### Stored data
• • • • •

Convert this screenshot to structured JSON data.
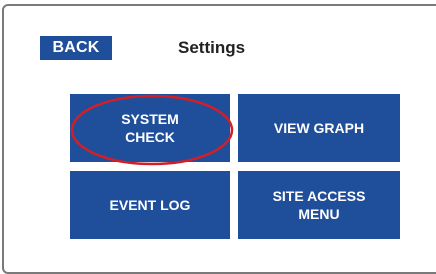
{
  "header": {
    "back_label": "BACK",
    "title": "Settings"
  },
  "menu": {
    "tiles": [
      {
        "label": "SYSTEM\nCHECK"
      },
      {
        "label": "VIEW GRAPH"
      },
      {
        "label": "EVENT LOG"
      },
      {
        "label": "SITE ACCESS\nMENU"
      }
    ]
  },
  "colors": {
    "tile_background": "#1f4e9a",
    "tile_text": "#ffffff",
    "highlight": "#d11f2a"
  }
}
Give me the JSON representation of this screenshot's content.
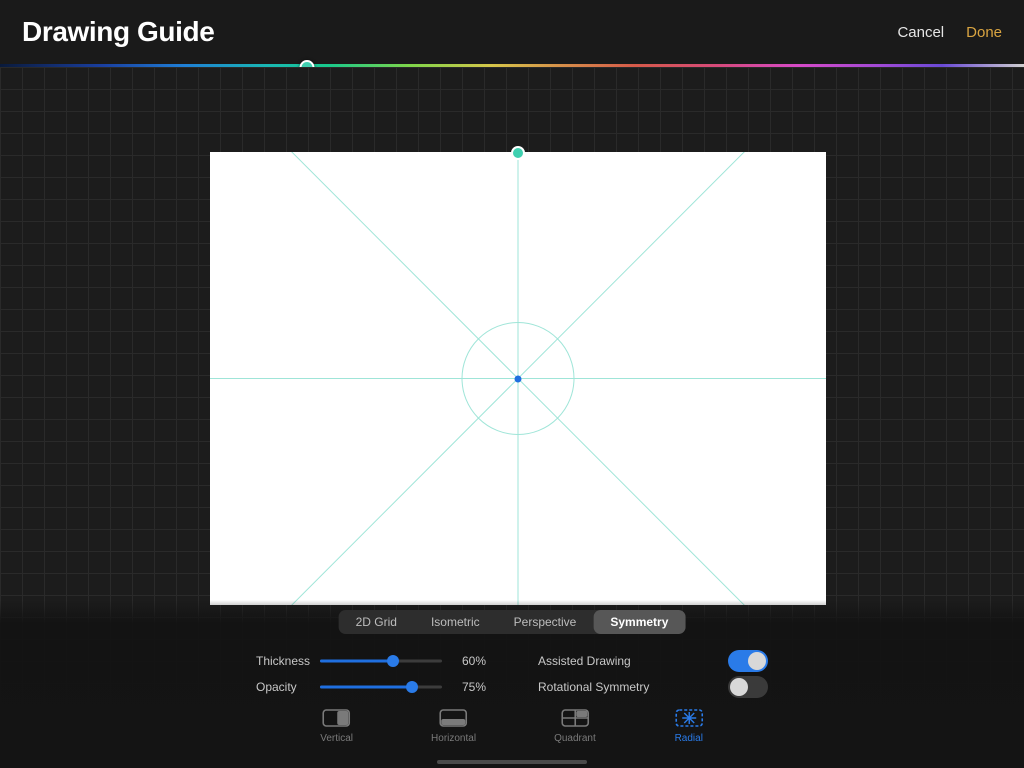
{
  "header": {
    "title": "Drawing Guide",
    "cancel": "Cancel",
    "done": "Done"
  },
  "hue_slider_percent": 30,
  "guide_tabs": [
    "2D Grid",
    "Isometric",
    "Perspective",
    "Symmetry"
  ],
  "guide_tab_active": 3,
  "sliders": {
    "thickness": {
      "label": "Thickness",
      "percent": 60,
      "display": "60%"
    },
    "opacity": {
      "label": "Opacity",
      "percent": 75,
      "display": "75%"
    }
  },
  "toggles": {
    "assisted": {
      "label": "Assisted Drawing",
      "on": true
    },
    "rotational": {
      "label": "Rotational Symmetry",
      "on": false
    }
  },
  "symmetry_types": [
    "Vertical",
    "Horizontal",
    "Quadrant",
    "Radial"
  ],
  "symmetry_active": 3,
  "colors": {
    "accent": "#2a7be8",
    "guide_line": "#9fe5d8",
    "done": "#d9a441"
  }
}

• • • • •

### TASK OBJECTIVE
Omit the pictures, then quote the rest of the material above exactly.

### SOLUTION FOR THIS EXERCISE
Convert this screenshot to structured JSON data.
{
  "header": {
    "back_label": "BACK",
    "title": "Settings"
  },
  "menu": {
    "tiles": [
      {
        "label": "SYSTEM\nCHECK"
      },
      {
        "label": "VIEW GRAPH"
      },
      {
        "label": "EVENT LOG"
      },
      {
        "label": "SITE ACCESS\nMENU"
      }
    ]
  },
  "colors": {
    "tile_background": "#1f4e9a",
    "tile_text": "#ffffff",
    "highlight": "#d11f2a"
  }
}
Give me the JSON representation of this screenshot's content.
{
  "header": {
    "title": "Drawing Guide",
    "cancel": "Cancel",
    "done": "Done"
  },
  "hue_slider_percent": 30,
  "guide_tabs": [
    "2D Grid",
    "Isometric",
    "Perspective",
    "Symmetry"
  ],
  "guide_tab_active": 3,
  "sliders": {
    "thickness": {
      "label": "Thickness",
      "percent": 60,
      "display": "60%"
    },
    "opacity": {
      "label": "Opacity",
      "percent": 75,
      "display": "75%"
    }
  },
  "toggles": {
    "assisted": {
      "label": "Assisted Drawing",
      "on": true
    },
    "rotational": {
      "label": "Rotational Symmetry",
      "on": false
    }
  },
  "symmetry_types": [
    "Vertical",
    "Horizontal",
    "Quadrant",
    "Radial"
  ],
  "symmetry_active": 3,
  "colors": {
    "accent": "#2a7be8",
    "guide_line": "#9fe5d8",
    "done": "#d9a441"
  }
}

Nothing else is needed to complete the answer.